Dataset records
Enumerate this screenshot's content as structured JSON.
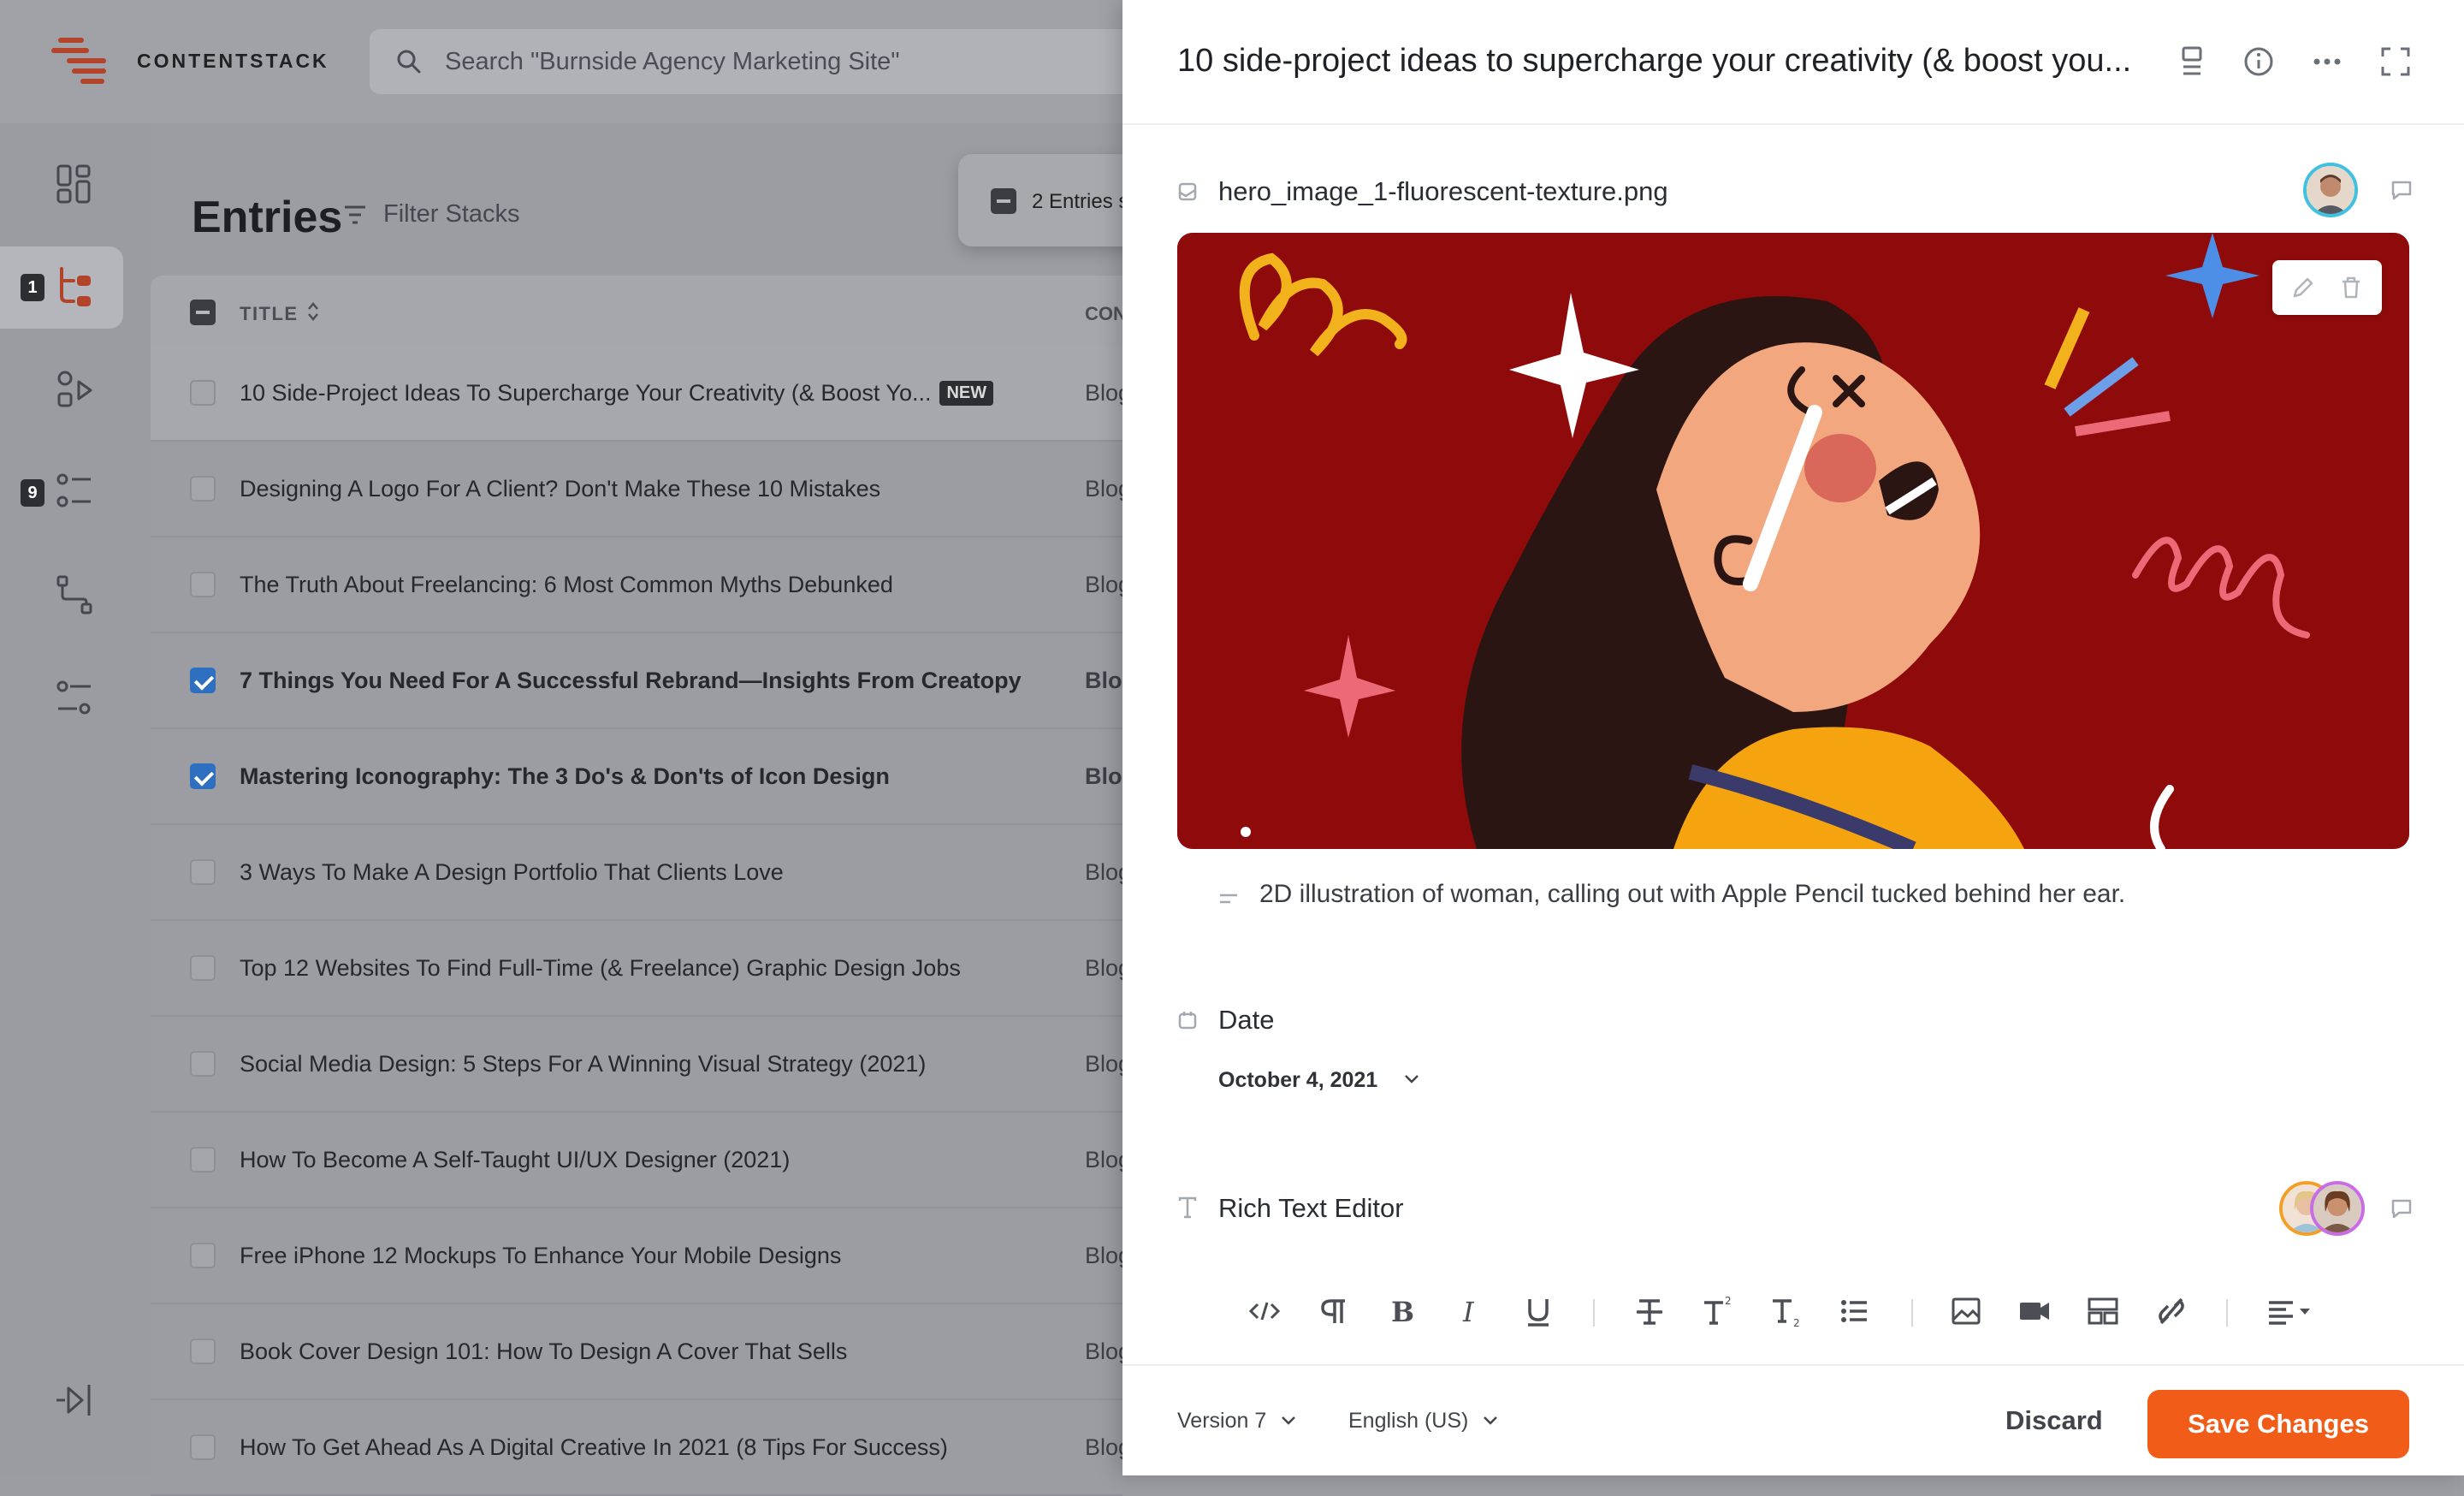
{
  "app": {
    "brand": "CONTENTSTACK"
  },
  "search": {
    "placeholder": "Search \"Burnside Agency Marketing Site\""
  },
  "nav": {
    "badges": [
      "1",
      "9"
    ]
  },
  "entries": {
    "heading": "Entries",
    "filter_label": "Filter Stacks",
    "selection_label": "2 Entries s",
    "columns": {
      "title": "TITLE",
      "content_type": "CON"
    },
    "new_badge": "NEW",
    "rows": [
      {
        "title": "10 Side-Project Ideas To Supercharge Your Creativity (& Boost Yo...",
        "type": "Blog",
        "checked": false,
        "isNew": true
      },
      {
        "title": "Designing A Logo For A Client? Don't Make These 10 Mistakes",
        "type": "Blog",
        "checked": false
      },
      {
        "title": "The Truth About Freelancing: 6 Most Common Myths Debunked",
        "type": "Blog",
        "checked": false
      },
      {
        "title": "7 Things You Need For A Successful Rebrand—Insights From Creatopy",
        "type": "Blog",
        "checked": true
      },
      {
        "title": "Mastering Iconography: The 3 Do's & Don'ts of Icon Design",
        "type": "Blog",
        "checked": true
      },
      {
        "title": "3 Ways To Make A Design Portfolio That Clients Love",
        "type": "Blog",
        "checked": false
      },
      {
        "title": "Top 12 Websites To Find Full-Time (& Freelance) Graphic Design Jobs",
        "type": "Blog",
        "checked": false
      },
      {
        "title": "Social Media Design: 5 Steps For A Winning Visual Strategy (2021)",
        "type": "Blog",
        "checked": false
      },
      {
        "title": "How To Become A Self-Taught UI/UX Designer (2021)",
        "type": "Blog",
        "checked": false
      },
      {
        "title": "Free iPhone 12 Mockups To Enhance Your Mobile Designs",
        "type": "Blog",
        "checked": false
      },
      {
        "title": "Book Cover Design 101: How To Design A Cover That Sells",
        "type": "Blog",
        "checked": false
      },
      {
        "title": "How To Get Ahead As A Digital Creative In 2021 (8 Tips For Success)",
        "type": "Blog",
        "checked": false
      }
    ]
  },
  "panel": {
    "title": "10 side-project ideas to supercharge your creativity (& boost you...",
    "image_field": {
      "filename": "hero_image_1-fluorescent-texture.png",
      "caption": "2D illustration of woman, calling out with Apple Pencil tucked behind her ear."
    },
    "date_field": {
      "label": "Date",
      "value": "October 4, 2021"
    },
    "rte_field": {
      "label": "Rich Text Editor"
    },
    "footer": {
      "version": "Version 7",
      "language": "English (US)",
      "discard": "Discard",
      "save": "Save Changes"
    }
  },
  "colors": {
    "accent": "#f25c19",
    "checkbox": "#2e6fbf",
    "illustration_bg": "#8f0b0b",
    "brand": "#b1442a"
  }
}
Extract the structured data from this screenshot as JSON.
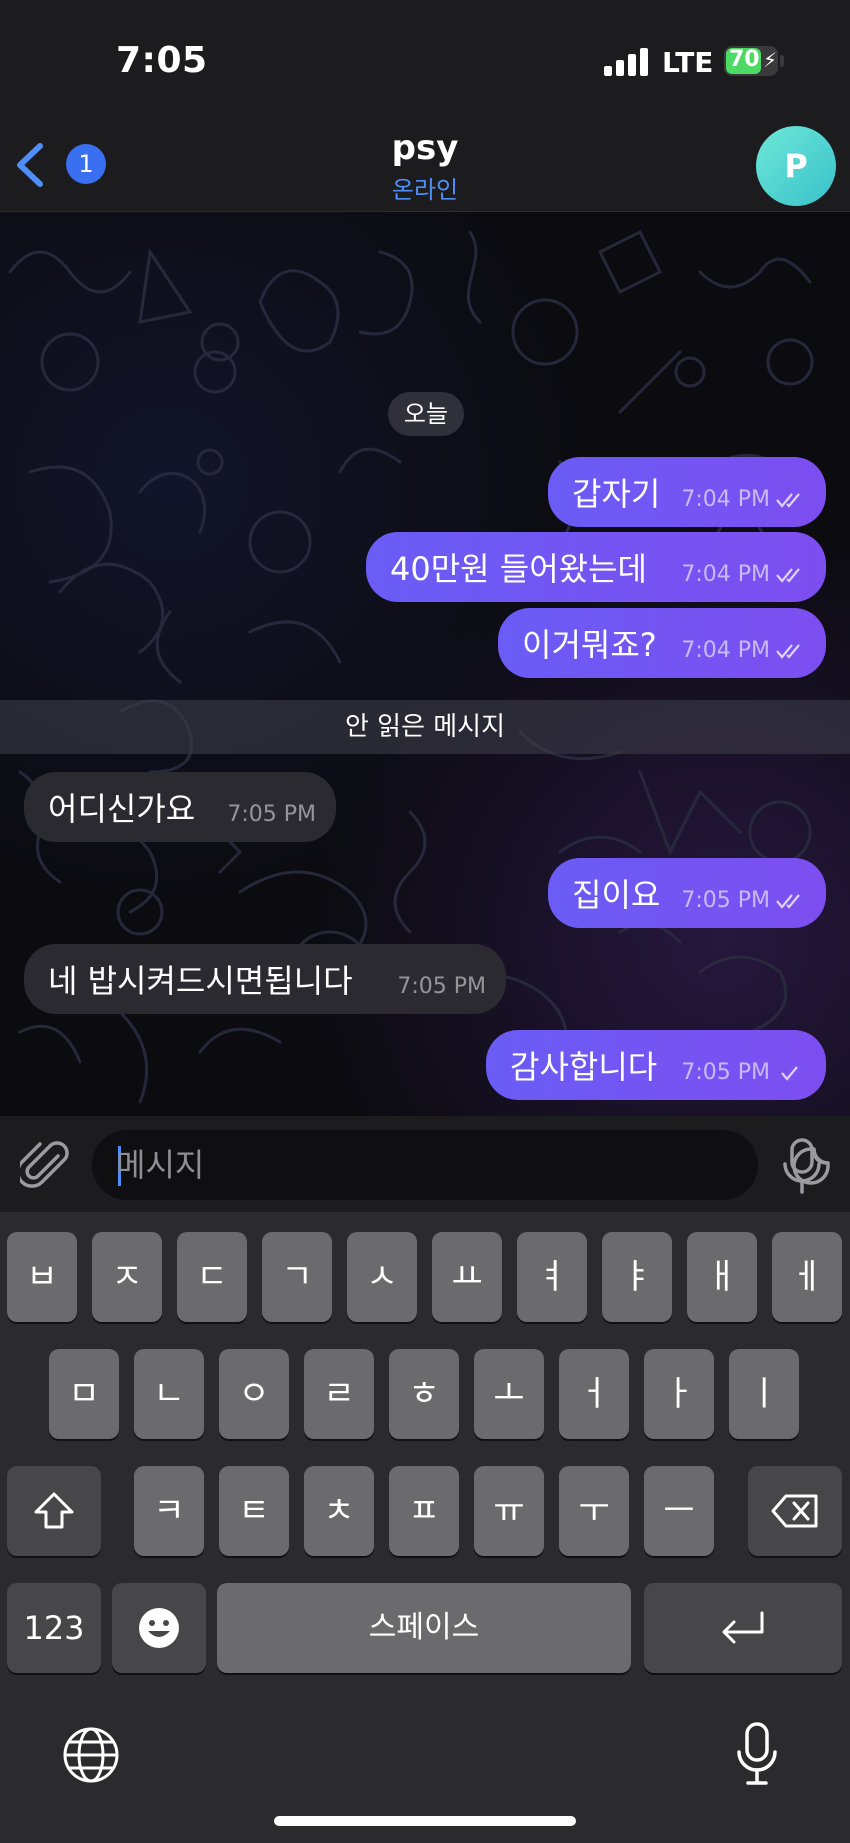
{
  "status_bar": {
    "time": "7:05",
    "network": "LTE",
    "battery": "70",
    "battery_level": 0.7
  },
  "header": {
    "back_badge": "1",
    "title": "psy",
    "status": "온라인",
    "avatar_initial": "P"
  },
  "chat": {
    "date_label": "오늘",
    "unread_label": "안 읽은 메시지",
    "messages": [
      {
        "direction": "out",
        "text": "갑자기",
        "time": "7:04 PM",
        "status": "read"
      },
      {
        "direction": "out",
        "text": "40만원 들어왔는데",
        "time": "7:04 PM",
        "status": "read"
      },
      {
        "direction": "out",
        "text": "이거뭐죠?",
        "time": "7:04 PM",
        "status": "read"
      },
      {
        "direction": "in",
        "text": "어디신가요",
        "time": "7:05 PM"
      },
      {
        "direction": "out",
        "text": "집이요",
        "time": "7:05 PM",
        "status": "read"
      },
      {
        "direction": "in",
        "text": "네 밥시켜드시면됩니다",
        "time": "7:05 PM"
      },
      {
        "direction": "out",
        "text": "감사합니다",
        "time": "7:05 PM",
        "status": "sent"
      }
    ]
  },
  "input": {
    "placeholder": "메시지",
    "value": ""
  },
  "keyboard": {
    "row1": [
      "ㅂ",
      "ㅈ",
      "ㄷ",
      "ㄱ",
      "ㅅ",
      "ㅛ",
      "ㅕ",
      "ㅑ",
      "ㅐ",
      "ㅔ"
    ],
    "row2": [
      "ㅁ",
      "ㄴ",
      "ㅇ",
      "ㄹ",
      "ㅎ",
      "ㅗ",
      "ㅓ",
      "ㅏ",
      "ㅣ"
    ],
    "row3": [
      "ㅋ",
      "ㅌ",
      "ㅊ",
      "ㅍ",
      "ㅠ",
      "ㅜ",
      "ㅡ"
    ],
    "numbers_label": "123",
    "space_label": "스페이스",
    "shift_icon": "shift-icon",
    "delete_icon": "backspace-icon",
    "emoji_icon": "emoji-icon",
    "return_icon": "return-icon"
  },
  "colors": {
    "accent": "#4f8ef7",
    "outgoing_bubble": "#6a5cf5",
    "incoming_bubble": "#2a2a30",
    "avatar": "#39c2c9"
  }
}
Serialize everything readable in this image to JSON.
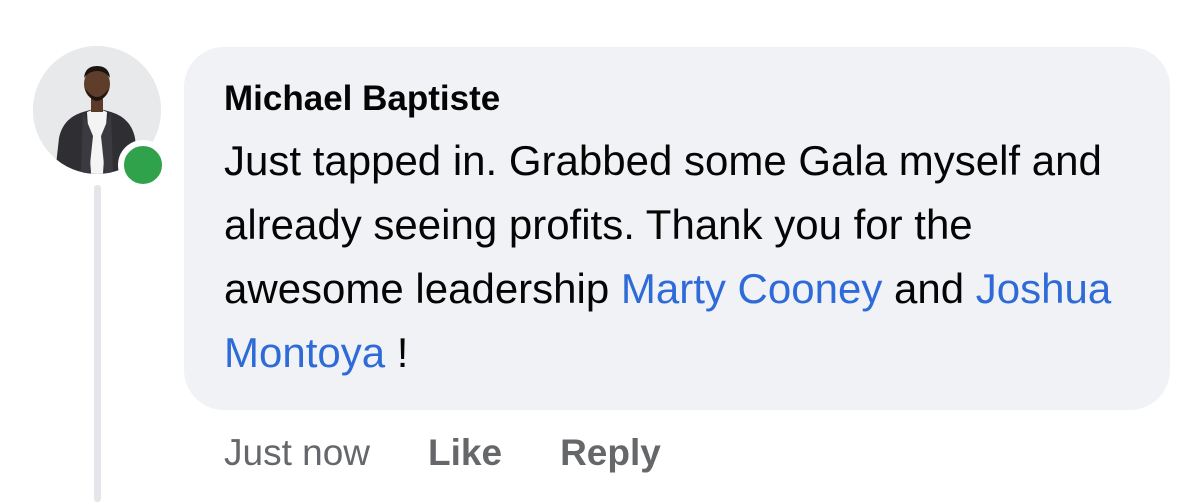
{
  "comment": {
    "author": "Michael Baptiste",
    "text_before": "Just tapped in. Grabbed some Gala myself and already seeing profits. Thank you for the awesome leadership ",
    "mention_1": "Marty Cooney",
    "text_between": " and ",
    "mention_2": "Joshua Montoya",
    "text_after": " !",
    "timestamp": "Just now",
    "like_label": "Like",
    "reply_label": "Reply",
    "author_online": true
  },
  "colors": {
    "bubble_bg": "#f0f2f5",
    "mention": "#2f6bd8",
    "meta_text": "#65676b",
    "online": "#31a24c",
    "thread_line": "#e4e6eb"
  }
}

**Stated problem**
Make an exact copy of the whole listing, but don't bring over any pictures.

**Response to this exercise**
Enumerate this screenshot's content as structured JSON.
{
  "app": {
    "brand": "CONTENTSTACK"
  },
  "search": {
    "placeholder": "Search \"Burnside Agency Marketing Site\""
  },
  "nav": {
    "badges": [
      "1",
      "9"
    ]
  },
  "entries": {
    "heading": "Entries",
    "filter_label": "Filter Stacks",
    "selection_label": "2 Entries s",
    "columns": {
      "title": "TITLE",
      "content_type": "CON"
    },
    "new_badge": "NEW",
    "rows": [
      {
        "title": "10 Side-Project Ideas To Supercharge Your Creativity (& Boost Yo...",
        "type": "Blog",
        "checked": false,
        "isNew": true
      },
      {
        "title": "Designing A Logo For A Client? Don't Make These 10 Mistakes",
        "type": "Blog",
        "checked": false
      },
      {
        "title": "The Truth About Freelancing: 6 Most Common Myths Debunked",
        "type": "Blog",
        "checked": false
      },
      {
        "title": "7 Things You Need For A Successful Rebrand—Insights From Creatopy",
        "type": "Blog",
        "checked": true
      },
      {
        "title": "Mastering Iconography: The 3 Do's & Don'ts of Icon Design",
        "type": "Blog",
        "checked": true
      },
      {
        "title": "3 Ways To Make A Design Portfolio That Clients Love",
        "type": "Blog",
        "checked": false
      },
      {
        "title": "Top 12 Websites To Find Full-Time (& Freelance) Graphic Design Jobs",
        "type": "Blog",
        "checked": false
      },
      {
        "title": "Social Media Design: 5 Steps For A Winning Visual Strategy (2021)",
        "type": "Blog",
        "checked": false
      },
      {
        "title": "How To Become A Self-Taught UI/UX Designer (2021)",
        "type": "Blog",
        "checked": false
      },
      {
        "title": "Free iPhone 12 Mockups To Enhance Your Mobile Designs",
        "type": "Blog",
        "checked": false
      },
      {
        "title": "Book Cover Design 101: How To Design A Cover That Sells",
        "type": "Blog",
        "checked": false
      },
      {
        "title": "How To Get Ahead As A Digital Creative In 2021 (8 Tips For Success)",
        "type": "Blog",
        "checked": false
      }
    ]
  },
  "panel": {
    "title": "10 side-project ideas to supercharge your creativity (& boost you...",
    "image_field": {
      "filename": "hero_image_1-fluorescent-texture.png",
      "caption": "2D illustration of woman, calling out with Apple Pencil tucked behind her ear."
    },
    "date_field": {
      "label": "Date",
      "value": "October 4, 2021"
    },
    "rte_field": {
      "label": "Rich Text Editor"
    },
    "footer": {
      "version": "Version 7",
      "language": "English (US)",
      "discard": "Discard",
      "save": "Save Changes"
    }
  },
  "colors": {
    "accent": "#f25c19",
    "checkbox": "#2e6fbf",
    "illustration_bg": "#8f0b0b",
    "brand": "#b1442a"
  }
}
Extract the structured data from this screenshot as JSON.
{
  "status_bar": {
    "time": "7:05",
    "network": "LTE",
    "battery": "70",
    "battery_level": 0.7
  },
  "header": {
    "back_badge": "1",
    "title": "psy",
    "status": "온라인",
    "avatar_initial": "P"
  },
  "chat": {
    "date_label": "오늘",
    "unread_label": "안 읽은 메시지",
    "messages": [
      {
        "direction": "out",
        "text": "갑자기",
        "time": "7:04 PM",
        "status": "read"
      },
      {
        "direction": "out",
        "text": "40만원 들어왔는데",
        "time": "7:04 PM",
        "status": "read"
      },
      {
        "direction": "out",
        "text": "이거뭐죠?",
        "time": "7:04 PM",
        "status": "read"
      },
      {
        "direction": "in",
        "text": "어디신가요",
        "time": "7:05 PM"
      },
      {
        "direction": "out",
        "text": "집이요",
        "time": "7:05 PM",
        "status": "read"
      },
      {
        "direction": "in",
        "text": "네 밥시켜드시면됩니다",
        "time": "7:05 PM"
      },
      {
        "direction": "out",
        "text": "감사합니다",
        "time": "7:05 PM",
        "status": "sent"
      }
    ]
  },
  "input": {
    "placeholder": "메시지",
    "value": ""
  },
  "keyboard": {
    "row1": [
      "ㅂ",
      "ㅈ",
      "ㄷ",
      "ㄱ",
      "ㅅ",
      "ㅛ",
      "ㅕ",
      "ㅑ",
      "ㅐ",
      "ㅔ"
    ],
    "row2": [
      "ㅁ",
      "ㄴ",
      "ㅇ",
      "ㄹ",
      "ㅎ",
      "ㅗ",
      "ㅓ",
      "ㅏ",
      "ㅣ"
    ],
    "row3": [
      "ㅋ",
      "ㅌ",
      "ㅊ",
      "ㅍ",
      "ㅠ",
      "ㅜ",
      "ㅡ"
    ],
    "numbers_label": "123",
    "space_label": "스페이스",
    "shift_icon": "shift-icon",
    "delete_icon": "backspace-icon",
    "emoji_icon": "emoji-icon",
    "return_icon": "return-icon"
  },
  "colors": {
    "accent": "#4f8ef7",
    "outgoing_bubble": "#6a5cf5",
    "incoming_bubble": "#2a2a30",
    "avatar": "#39c2c9"
  }
}
Serialize everything readable in this image to JSON.
{
  "comment": {
    "author": "Michael Baptiste",
    "text_before": "Just tapped in. Grabbed some Gala myself and already seeing profits. Thank you for the awesome leadership ",
    "mention_1": "Marty Cooney",
    "text_between": " and ",
    "mention_2": "Joshua Montoya",
    "text_after": " !",
    "timestamp": "Just now",
    "like_label": "Like",
    "reply_label": "Reply",
    "author_online": true
  },
  "colors": {
    "bubble_bg": "#f0f2f5",
    "mention": "#2f6bd8",
    "meta_text": "#65676b",
    "online": "#31a24c",
    "thread_line": "#e4e6eb"
  }
}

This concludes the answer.